§ TASK DESCRIPTION:
Show all lines that include the string "TipSwipe"; copy each one.

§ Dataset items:
======

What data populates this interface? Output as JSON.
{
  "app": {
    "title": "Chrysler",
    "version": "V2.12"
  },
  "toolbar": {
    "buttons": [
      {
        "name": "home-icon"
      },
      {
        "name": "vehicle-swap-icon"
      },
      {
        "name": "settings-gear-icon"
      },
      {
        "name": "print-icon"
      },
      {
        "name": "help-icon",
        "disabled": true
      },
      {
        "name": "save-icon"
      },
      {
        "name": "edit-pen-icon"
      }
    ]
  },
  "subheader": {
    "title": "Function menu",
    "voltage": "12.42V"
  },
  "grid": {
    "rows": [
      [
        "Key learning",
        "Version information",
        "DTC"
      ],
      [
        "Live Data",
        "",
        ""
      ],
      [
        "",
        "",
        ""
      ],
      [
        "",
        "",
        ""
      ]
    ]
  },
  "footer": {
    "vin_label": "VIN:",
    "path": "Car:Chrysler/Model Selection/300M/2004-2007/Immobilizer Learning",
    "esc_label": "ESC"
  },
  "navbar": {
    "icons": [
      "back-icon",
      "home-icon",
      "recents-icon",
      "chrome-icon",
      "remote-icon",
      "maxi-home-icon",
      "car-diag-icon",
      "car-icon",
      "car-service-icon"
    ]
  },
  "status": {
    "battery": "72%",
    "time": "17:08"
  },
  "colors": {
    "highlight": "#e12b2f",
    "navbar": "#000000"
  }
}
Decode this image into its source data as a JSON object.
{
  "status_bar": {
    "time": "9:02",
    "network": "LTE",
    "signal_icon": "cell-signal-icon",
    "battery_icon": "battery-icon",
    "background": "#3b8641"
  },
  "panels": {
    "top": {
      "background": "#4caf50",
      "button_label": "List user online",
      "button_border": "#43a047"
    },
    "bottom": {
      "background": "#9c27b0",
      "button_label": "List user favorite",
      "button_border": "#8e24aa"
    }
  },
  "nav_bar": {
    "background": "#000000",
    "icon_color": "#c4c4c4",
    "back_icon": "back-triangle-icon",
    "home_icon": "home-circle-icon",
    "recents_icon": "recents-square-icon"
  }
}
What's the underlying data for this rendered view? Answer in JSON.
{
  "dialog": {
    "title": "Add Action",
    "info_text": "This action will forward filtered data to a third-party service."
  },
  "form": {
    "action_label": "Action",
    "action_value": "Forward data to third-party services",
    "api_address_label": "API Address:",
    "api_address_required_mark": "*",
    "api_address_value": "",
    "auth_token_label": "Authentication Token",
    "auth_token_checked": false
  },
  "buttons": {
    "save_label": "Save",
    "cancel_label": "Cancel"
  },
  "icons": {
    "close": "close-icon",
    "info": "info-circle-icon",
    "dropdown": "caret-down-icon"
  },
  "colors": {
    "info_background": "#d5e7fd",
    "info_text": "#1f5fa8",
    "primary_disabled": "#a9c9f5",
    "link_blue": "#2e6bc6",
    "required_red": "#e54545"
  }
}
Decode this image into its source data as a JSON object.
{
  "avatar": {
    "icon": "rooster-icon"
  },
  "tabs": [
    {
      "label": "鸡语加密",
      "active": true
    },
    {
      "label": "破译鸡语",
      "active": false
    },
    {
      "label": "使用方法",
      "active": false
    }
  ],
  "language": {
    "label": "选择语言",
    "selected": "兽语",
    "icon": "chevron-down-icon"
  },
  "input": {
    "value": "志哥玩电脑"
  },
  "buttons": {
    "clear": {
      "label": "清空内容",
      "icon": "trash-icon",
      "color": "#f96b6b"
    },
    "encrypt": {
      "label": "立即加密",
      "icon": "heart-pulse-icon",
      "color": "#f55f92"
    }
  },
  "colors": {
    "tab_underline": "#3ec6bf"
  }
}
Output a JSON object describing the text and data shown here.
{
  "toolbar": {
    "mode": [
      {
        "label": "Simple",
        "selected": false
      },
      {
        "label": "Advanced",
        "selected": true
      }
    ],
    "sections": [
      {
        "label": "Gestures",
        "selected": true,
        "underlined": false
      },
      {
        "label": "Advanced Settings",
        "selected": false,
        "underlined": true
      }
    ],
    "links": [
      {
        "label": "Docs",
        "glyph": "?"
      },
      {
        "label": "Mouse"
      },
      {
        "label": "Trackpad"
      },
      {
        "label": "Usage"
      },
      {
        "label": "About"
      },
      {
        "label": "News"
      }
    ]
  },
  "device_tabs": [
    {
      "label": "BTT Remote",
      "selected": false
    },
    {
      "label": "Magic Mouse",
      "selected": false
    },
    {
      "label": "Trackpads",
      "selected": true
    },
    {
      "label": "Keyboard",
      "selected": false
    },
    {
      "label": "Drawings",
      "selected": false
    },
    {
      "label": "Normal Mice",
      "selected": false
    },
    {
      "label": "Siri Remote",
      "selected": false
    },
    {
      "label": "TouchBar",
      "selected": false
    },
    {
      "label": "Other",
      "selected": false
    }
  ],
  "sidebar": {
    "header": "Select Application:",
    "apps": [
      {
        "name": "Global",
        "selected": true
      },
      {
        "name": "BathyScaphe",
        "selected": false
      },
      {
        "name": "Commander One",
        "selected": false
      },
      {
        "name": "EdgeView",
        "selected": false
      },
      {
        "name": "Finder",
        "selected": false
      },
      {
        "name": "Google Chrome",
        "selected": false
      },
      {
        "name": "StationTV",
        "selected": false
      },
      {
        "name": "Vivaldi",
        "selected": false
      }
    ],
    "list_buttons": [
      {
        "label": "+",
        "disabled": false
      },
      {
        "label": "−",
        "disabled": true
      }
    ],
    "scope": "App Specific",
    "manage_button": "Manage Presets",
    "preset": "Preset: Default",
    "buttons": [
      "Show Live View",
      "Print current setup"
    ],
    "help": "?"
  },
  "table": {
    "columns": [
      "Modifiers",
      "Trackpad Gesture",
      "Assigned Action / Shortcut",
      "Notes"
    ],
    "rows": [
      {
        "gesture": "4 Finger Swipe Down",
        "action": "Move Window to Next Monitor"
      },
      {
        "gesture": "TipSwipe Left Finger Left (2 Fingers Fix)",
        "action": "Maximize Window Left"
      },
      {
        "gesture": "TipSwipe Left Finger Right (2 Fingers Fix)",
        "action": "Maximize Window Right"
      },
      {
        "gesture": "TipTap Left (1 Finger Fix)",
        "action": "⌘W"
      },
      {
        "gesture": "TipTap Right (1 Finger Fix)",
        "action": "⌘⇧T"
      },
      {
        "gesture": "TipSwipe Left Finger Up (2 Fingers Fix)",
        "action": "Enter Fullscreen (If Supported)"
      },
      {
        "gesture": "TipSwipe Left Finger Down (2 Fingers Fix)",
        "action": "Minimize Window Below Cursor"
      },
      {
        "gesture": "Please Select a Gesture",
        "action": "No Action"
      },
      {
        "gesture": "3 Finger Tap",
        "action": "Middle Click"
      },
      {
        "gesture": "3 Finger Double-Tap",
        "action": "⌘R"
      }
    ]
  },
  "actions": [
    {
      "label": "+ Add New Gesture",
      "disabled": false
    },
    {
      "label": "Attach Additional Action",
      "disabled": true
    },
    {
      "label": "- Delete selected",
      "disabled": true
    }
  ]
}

======

§ SOLVED PROBLEM:
        "gesture": "TipSwipe Left Finger Left (2 Fingers Fix)",
        "gesture": "TipSwipe Left Finger Right (2 Fingers Fix)",
        "gesture": "TipSwipe Left Finger Up (2 Fingers Fix)",
        "gesture": "TipSwipe Left Finger Down (2 Fingers Fix)",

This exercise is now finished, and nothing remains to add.